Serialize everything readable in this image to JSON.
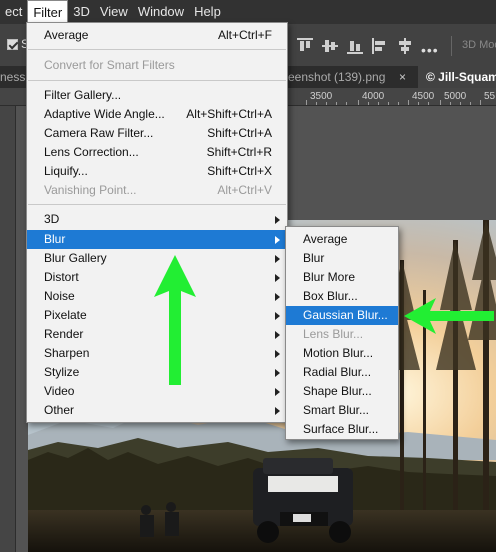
{
  "menubar": [
    "ect",
    "Filter",
    "3D",
    "View",
    "Window",
    "Help"
  ],
  "options": {
    "checkbox_label": "S",
    "more": "•••",
    "mode_3d": "3D Mod"
  },
  "tabs": {
    "left_partial": "ness",
    "screenshot": "eenshot (139).png",
    "close": "×",
    "active": "© Jill-Squam"
  },
  "ruler": [
    "3500",
    "4000",
    "4500",
    "5000",
    "55"
  ],
  "filter_menu": {
    "items": [
      {
        "label": "Average",
        "shortcut": "Alt+Ctrl+F"
      },
      {
        "label": "Convert for Smart Filters",
        "disabled": true
      },
      {
        "label": "Filter Gallery..."
      },
      {
        "label": "Adaptive Wide Angle...",
        "shortcut": "Alt+Shift+Ctrl+A"
      },
      {
        "label": "Camera Raw Filter...",
        "shortcut": "Shift+Ctrl+A"
      },
      {
        "label": "Lens Correction...",
        "shortcut": "Shift+Ctrl+R"
      },
      {
        "label": "Liquify...",
        "shortcut": "Shift+Ctrl+X"
      },
      {
        "label": "Vanishing Point...",
        "shortcut": "Alt+Ctrl+V",
        "disabled": true
      },
      {
        "label": "3D",
        "submenu": true
      },
      {
        "label": "Blur",
        "submenu": true,
        "highlighted": true
      },
      {
        "label": "Blur Gallery",
        "submenu": true
      },
      {
        "label": "Distort",
        "submenu": true
      },
      {
        "label": "Noise",
        "submenu": true
      },
      {
        "label": "Pixelate",
        "submenu": true
      },
      {
        "label": "Render",
        "submenu": true
      },
      {
        "label": "Sharpen",
        "submenu": true
      },
      {
        "label": "Stylize",
        "submenu": true
      },
      {
        "label": "Video",
        "submenu": true
      },
      {
        "label": "Other",
        "submenu": true
      }
    ]
  },
  "blur_submenu": {
    "items": [
      {
        "label": "Average"
      },
      {
        "label": "Blur"
      },
      {
        "label": "Blur More"
      },
      {
        "label": "Box Blur..."
      },
      {
        "label": "Gaussian Blur...",
        "highlighted": true
      },
      {
        "label": "Lens Blur...",
        "disabled": true
      },
      {
        "label": "Motion Blur..."
      },
      {
        "label": "Radial Blur..."
      },
      {
        "label": "Shape Blur..."
      },
      {
        "label": "Smart Blur..."
      },
      {
        "label": "Surface Blur..."
      }
    ]
  },
  "colors": {
    "highlight": "#1e7ad4",
    "annotation_arrow": "#22ee33"
  }
}
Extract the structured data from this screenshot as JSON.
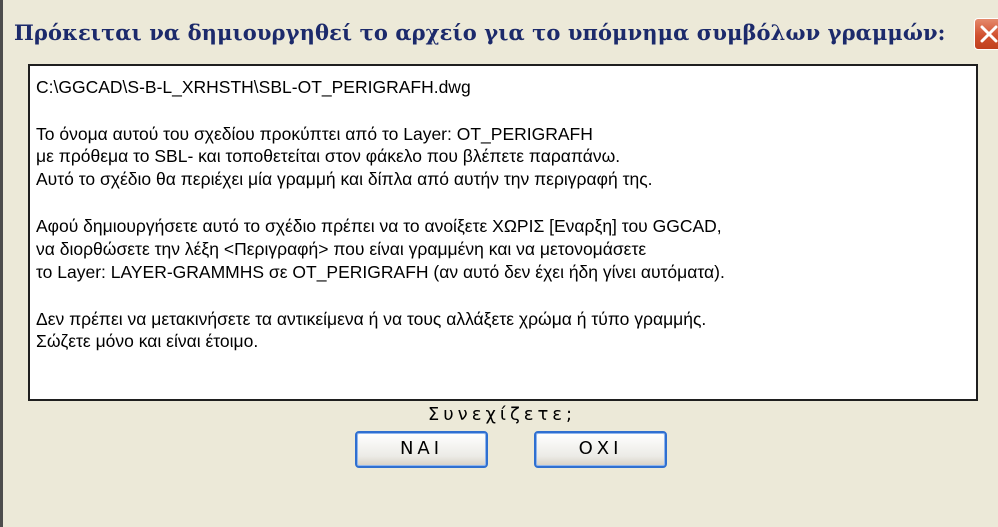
{
  "window": {
    "title": "Πρόκειται να δημιουργηθεί το αρχείο για το υπόμνημα συμβόλων γραμμών:",
    "close_icon": "close-icon",
    "close_color": "#d1502f"
  },
  "message": {
    "lines": [
      "C:\\GGCAD\\S-B-L_XRHSTH\\SBL-OT_PERIGRAFH.dwg",
      "Το όνομα αυτού του σχεδίου προκύπτει από το Layer:  OT_PERIGRAFH",
      "με πρόθεμα το SBL- και τοποθετείται στον φάκελο που βλέπετε παραπάνω.",
      "Αυτό το σχέδιο θα περιέχει μία γραμμή και δίπλα από αυτήν την περιγραφή της.",
      "Αφού δημιουργήσετε αυτό το σχέδιο πρέπει να το ανοίξετε ΧΩΡΙΣ [Εναρξη] του GGCAD,",
      "να διορθώσετε την λέξη <Περιγραφή> που είναι γραμμένη και να μετονομάσετε",
      "το Layer: LAYER-GRAMMHS σε OT_PERIGRAFH (αν αυτό δεν έχει ήδη γίνει αυτόματα).",
      "Δεν πρέπει να μετακινήσετε τα αντικείμενα ή να τους αλλάξετε χρώμα ή τύπο γραμμής.",
      "Σώζετε μόνο και είναι έτοιμο."
    ]
  },
  "prompt": {
    "question": "Συνεχίζετε;",
    "yes_label": "ΝΑΙ",
    "no_label": "ΟΧΙ"
  }
}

-------

PROBLEM DETAILS: Set each line of the records down exactly, leaving every picture out.

FULL RESPONSE:
Serialize everything readable in this image to JSON.
{
  "menubar": [
    "ect",
    "Filter",
    "3D",
    "View",
    "Window",
    "Help"
  ],
  "options": {
    "checkbox_label": "S",
    "more": "•••",
    "mode_3d": "3D Mod"
  },
  "tabs": {
    "left_partial": "ness",
    "screenshot": "eenshot (139).png",
    "close": "×",
    "active": "© Jill-Squam"
  },
  "ruler": [
    "3500",
    "4000",
    "4500",
    "5000",
    "55"
  ],
  "filter_menu": {
    "items": [
      {
        "label": "Average",
        "shortcut": "Alt+Ctrl+F"
      },
      {
        "label": "Convert for Smart Filters",
        "disabled": true
      },
      {
        "label": "Filter Gallery..."
      },
      {
        "label": "Adaptive Wide Angle...",
        "shortcut": "Alt+Shift+Ctrl+A"
      },
      {
        "label": "Camera Raw Filter...",
        "shortcut": "Shift+Ctrl+A"
      },
      {
        "label": "Lens Correction...",
        "shortcut": "Shift+Ctrl+R"
      },
      {
        "label": "Liquify...",
        "shortcut": "Shift+Ctrl+X"
      },
      {
        "label": "Vanishing Point...",
        "shortcut": "Alt+Ctrl+V",
        "disabled": true
      },
      {
        "label": "3D",
        "submenu": true
      },
      {
        "label": "Blur",
        "submenu": true,
        "highlighted": true
      },
      {
        "label": "Blur Gallery",
        "submenu": true
      },
      {
        "label": "Distort",
        "submenu": true
      },
      {
        "label": "Noise",
        "submenu": true
      },
      {
        "label": "Pixelate",
        "submenu": true
      },
      {
        "label": "Render",
        "submenu": true
      },
      {
        "label": "Sharpen",
        "submenu": true
      },
      {
        "label": "Stylize",
        "submenu": true
      },
      {
        "label": "Video",
        "submenu": true
      },
      {
        "label": "Other",
        "submenu": true
      }
    ]
  },
  "blur_submenu": {
    "items": [
      {
        "label": "Average"
      },
      {
        "label": "Blur"
      },
      {
        "label": "Blur More"
      },
      {
        "label": "Box Blur..."
      },
      {
        "label": "Gaussian Blur...",
        "highlighted": true
      },
      {
        "label": "Lens Blur...",
        "disabled": true
      },
      {
        "label": "Motion Blur..."
      },
      {
        "label": "Radial Blur..."
      },
      {
        "label": "Shape Blur..."
      },
      {
        "label": "Smart Blur..."
      },
      {
        "label": "Surface Blur..."
      }
    ]
  },
  "colors": {
    "highlight": "#1e7ad4",
    "annotation_arrow": "#22ee33"
  }
}
Extract the structured data from this screenshot as JSON.
{
  "window": {
    "title": "Πρόκειται να δημιουργηθεί το αρχείο για το υπόμνημα συμβόλων γραμμών:",
    "close_icon": "close-icon",
    "close_color": "#d1502f"
  },
  "message": {
    "lines": [
      "C:\\GGCAD\\S-B-L_XRHSTH\\SBL-OT_PERIGRAFH.dwg",
      "Το όνομα αυτού του σχεδίου προκύπτει από το Layer:  OT_PERIGRAFH",
      "με πρόθεμα το SBL- και τοποθετείται στον φάκελο που βλέπετε παραπάνω.",
      "Αυτό το σχέδιο θα περιέχει μία γραμμή και δίπλα από αυτήν την περιγραφή της.",
      "Αφού δημιουργήσετε αυτό το σχέδιο πρέπει να το ανοίξετε ΧΩΡΙΣ [Εναρξη] του GGCAD,",
      "να διορθώσετε την λέξη <Περιγραφή> που είναι γραμμένη και να μετονομάσετε",
      "το Layer: LAYER-GRAMMHS σε OT_PERIGRAFH (αν αυτό δεν έχει ήδη γίνει αυτόματα).",
      "Δεν πρέπει να μετακινήσετε τα αντικείμενα ή να τους αλλάξετε χρώμα ή τύπο γραμμής.",
      "Σώζετε μόνο και είναι έτοιμο."
    ]
  },
  "prompt": {
    "question": "Συνεχίζετε;",
    "yes_label": "ΝΑΙ",
    "no_label": "ΟΧΙ"
  }
}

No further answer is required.